*Exercise details*: Select lines where the word "изложить" appears.

------------------------

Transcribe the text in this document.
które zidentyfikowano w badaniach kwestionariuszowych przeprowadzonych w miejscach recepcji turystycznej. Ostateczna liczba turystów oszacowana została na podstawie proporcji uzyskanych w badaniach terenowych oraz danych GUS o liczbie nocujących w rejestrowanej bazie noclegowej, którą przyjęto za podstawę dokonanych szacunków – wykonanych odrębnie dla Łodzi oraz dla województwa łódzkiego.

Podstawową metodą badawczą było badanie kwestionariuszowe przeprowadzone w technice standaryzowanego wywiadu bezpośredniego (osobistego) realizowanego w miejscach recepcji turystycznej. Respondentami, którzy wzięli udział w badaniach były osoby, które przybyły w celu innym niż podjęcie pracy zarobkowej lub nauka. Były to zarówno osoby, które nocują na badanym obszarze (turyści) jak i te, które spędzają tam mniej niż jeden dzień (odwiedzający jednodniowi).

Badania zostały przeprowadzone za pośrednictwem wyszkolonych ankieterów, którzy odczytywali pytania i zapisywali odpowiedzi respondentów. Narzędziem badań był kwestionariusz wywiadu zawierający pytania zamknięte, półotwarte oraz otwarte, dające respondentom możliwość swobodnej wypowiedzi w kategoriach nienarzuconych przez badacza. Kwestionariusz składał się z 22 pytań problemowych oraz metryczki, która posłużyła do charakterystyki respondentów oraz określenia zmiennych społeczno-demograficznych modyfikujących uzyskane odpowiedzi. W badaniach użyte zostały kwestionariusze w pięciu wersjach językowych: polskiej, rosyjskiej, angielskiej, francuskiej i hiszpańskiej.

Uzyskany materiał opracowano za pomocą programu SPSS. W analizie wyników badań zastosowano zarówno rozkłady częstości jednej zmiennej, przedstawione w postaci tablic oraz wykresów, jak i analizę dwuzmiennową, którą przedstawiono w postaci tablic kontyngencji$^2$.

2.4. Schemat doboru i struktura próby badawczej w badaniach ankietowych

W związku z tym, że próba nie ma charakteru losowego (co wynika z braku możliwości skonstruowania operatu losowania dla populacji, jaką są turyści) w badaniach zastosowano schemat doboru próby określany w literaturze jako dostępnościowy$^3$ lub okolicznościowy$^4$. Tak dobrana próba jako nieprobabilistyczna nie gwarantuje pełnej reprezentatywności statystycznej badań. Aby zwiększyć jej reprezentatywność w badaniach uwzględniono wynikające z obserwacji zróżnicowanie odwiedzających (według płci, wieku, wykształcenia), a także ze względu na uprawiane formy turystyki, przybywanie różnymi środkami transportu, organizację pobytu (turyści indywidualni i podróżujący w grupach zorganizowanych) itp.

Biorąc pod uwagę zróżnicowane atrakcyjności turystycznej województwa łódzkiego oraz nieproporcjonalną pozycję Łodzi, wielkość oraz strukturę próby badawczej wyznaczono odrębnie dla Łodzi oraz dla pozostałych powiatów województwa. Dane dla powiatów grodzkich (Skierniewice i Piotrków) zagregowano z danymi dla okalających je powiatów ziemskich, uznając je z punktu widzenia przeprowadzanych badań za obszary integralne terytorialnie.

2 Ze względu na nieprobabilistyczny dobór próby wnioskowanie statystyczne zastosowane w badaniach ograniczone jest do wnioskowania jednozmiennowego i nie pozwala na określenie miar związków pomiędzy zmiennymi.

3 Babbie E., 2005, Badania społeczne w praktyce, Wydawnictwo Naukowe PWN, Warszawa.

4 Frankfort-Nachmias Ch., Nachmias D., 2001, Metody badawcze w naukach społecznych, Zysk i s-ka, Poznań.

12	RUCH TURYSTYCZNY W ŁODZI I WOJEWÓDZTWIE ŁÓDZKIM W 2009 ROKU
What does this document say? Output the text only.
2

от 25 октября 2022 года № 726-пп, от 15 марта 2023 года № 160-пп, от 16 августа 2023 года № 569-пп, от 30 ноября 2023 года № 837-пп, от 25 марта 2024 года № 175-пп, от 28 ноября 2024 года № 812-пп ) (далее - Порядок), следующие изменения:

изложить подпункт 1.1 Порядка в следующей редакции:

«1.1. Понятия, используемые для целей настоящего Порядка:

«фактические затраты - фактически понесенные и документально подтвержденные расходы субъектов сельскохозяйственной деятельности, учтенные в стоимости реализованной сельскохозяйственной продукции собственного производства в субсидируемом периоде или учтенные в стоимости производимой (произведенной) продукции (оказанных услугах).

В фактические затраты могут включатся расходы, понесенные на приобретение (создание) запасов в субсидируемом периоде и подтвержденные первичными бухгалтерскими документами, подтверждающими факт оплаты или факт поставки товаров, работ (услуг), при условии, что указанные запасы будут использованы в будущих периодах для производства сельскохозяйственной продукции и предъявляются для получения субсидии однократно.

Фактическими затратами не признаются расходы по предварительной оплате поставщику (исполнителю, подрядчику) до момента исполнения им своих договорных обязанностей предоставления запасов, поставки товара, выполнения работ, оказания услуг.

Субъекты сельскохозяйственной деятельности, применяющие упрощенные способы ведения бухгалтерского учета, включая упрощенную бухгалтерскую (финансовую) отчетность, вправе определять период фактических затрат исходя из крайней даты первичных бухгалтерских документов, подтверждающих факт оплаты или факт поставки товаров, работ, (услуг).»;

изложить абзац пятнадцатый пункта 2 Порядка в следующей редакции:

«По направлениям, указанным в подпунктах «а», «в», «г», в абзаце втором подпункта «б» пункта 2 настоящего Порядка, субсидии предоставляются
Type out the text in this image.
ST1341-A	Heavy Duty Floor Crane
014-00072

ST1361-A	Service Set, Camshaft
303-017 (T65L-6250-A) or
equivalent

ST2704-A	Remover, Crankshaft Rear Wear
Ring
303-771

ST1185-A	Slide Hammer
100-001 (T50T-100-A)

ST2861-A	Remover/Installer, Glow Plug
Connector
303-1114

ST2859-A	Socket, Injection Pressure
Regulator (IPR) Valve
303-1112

------------------------

*Solution to this exercise*:
изложить подпункт 1.1 Порядка в следующей редакции:
изложить абзац пятнадцатый пункта 2 Порядка в следующей редакции:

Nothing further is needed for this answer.